◆ **What needs to be done**: Count the lines below containing "rule". Number only.
**** Input data ****
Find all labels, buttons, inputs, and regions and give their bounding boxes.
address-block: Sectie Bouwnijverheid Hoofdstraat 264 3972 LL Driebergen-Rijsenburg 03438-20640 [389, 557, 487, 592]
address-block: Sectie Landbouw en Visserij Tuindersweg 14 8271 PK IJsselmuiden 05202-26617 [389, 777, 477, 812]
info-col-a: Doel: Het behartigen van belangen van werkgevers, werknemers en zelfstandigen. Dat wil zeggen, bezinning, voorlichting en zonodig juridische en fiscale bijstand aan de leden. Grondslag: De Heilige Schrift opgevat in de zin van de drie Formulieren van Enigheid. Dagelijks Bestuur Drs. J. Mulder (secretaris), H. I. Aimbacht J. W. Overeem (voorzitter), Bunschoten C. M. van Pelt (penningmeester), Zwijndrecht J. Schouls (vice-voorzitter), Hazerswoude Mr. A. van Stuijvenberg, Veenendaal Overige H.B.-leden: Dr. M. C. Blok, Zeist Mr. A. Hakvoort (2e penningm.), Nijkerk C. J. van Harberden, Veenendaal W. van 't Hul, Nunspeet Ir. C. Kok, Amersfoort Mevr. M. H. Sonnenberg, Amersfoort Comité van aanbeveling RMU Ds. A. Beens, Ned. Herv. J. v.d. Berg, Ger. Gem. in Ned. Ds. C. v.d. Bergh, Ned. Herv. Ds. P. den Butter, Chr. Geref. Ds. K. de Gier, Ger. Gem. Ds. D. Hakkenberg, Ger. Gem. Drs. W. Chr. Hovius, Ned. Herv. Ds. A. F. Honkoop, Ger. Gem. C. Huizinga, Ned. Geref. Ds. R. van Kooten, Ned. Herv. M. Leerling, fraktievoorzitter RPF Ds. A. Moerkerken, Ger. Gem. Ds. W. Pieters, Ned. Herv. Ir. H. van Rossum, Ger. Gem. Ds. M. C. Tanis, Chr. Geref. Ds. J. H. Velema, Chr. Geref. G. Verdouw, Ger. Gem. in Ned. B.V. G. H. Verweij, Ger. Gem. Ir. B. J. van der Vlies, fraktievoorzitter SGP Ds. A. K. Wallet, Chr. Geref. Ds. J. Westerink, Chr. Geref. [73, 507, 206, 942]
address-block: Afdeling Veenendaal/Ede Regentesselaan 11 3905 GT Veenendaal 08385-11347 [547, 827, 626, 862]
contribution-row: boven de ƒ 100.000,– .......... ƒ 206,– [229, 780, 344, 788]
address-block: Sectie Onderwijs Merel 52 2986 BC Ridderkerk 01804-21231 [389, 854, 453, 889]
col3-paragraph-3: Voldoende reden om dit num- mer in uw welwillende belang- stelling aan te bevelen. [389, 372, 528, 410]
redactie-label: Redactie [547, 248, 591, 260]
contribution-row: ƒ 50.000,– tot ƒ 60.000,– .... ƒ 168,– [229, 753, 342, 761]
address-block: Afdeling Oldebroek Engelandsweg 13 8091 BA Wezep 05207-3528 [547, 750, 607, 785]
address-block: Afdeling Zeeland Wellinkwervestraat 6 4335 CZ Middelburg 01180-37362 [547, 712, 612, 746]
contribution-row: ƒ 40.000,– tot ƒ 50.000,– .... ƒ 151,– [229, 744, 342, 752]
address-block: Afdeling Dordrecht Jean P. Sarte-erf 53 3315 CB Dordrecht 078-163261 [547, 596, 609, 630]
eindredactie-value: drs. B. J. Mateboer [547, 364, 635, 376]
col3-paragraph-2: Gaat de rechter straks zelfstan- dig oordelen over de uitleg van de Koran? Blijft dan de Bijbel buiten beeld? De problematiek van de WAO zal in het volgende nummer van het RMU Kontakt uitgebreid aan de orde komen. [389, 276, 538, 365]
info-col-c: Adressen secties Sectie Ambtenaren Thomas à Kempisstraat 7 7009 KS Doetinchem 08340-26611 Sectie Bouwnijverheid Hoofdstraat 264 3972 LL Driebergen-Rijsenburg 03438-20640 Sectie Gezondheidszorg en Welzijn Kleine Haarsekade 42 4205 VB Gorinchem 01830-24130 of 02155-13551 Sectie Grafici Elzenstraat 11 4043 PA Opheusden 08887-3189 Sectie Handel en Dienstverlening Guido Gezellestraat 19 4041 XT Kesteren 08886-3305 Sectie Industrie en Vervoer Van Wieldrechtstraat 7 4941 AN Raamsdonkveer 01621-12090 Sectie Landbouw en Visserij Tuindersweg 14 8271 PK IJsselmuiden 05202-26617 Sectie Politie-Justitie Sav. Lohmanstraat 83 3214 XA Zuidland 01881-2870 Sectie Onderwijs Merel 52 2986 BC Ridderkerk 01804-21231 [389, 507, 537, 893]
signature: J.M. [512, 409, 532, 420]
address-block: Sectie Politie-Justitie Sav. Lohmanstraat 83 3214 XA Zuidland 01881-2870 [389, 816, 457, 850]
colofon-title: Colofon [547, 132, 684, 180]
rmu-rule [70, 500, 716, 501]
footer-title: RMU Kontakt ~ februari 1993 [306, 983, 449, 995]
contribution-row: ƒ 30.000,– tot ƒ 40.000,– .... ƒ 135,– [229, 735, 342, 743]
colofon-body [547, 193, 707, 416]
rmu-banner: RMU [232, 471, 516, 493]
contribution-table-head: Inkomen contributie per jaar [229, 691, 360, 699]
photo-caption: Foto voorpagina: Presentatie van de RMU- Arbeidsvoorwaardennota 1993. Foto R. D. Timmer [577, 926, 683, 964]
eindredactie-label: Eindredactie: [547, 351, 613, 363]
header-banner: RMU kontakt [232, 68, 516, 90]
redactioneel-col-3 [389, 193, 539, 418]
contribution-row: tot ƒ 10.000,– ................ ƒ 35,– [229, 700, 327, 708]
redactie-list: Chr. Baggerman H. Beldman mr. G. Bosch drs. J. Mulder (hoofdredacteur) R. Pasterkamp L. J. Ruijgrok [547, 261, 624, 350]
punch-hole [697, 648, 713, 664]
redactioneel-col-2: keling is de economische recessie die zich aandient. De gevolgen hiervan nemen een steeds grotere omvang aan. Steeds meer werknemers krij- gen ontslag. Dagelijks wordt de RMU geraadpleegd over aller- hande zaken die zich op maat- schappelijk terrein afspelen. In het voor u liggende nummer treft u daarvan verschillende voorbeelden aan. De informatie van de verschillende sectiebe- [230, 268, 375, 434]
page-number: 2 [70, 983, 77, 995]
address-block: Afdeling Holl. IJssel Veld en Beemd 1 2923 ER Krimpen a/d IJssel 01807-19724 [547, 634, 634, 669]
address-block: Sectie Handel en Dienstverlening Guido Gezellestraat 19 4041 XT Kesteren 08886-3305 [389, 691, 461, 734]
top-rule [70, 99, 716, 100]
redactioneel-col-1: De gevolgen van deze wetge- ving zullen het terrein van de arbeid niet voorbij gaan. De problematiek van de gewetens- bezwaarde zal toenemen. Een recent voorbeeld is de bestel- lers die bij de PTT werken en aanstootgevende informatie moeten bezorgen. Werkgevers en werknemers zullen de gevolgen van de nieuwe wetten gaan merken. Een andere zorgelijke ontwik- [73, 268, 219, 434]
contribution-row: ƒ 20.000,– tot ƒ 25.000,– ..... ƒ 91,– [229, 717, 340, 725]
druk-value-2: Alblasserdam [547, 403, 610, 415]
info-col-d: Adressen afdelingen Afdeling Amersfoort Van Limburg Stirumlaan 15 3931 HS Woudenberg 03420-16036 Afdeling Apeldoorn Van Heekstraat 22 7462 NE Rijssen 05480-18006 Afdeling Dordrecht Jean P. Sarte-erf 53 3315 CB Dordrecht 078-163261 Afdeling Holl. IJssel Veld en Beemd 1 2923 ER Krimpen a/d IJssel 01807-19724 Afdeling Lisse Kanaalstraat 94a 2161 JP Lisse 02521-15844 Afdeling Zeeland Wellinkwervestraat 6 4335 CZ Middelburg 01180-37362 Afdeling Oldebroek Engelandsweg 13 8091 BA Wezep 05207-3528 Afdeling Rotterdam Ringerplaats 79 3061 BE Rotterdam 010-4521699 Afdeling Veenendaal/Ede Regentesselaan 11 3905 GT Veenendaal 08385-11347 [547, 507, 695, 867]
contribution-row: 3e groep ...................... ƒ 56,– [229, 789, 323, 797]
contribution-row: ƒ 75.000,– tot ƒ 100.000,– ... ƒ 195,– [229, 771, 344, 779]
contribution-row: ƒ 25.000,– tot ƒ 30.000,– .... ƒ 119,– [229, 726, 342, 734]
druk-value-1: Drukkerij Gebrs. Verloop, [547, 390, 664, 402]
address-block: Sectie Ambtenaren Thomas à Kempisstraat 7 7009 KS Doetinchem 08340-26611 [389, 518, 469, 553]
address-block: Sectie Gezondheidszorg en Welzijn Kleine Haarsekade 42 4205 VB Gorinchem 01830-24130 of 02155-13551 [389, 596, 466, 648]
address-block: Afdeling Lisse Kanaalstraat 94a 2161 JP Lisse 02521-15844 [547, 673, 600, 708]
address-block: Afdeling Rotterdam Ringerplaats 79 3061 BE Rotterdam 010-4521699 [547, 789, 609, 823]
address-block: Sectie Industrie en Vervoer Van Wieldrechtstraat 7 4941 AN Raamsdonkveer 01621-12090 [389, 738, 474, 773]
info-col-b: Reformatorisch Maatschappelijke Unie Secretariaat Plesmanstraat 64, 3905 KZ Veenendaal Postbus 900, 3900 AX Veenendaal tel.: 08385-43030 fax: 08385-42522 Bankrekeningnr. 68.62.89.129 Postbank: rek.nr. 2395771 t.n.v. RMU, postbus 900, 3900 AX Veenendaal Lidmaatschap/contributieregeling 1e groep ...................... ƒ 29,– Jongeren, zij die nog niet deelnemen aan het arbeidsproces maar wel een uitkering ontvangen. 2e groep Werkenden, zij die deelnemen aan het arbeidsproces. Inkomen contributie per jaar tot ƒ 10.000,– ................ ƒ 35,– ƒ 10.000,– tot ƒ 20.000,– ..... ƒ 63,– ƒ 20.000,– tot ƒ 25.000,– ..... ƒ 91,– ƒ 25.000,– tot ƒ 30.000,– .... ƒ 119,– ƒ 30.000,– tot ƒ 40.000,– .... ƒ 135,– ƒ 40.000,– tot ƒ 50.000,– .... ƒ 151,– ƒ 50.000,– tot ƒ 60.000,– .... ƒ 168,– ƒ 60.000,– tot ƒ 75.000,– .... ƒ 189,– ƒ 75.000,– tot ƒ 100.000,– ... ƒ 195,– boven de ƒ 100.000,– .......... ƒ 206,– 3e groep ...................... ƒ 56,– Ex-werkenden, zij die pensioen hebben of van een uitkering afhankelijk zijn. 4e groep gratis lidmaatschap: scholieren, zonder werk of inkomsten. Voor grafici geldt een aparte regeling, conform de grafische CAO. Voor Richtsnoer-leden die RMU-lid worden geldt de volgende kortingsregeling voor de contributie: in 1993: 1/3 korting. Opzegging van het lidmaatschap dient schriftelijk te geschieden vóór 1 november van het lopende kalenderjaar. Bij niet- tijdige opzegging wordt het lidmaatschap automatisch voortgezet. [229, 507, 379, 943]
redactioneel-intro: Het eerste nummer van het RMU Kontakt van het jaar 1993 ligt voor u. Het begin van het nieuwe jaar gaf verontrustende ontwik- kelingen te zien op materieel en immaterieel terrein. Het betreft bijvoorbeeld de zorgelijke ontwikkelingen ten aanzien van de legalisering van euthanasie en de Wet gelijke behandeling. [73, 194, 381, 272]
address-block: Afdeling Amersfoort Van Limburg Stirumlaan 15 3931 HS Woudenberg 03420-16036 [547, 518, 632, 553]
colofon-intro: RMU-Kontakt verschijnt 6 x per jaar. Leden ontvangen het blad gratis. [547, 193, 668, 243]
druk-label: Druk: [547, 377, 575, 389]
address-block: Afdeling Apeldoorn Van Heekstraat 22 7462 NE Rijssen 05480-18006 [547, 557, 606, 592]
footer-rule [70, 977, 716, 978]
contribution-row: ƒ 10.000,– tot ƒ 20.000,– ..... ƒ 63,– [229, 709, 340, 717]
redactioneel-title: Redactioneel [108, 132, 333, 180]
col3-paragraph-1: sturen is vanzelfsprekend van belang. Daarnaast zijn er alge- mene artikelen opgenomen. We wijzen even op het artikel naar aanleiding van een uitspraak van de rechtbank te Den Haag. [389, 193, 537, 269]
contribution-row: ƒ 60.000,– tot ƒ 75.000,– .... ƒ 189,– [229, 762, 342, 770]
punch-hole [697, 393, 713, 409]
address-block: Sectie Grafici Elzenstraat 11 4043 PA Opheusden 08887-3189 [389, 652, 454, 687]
****
◆ **Answer section**: 3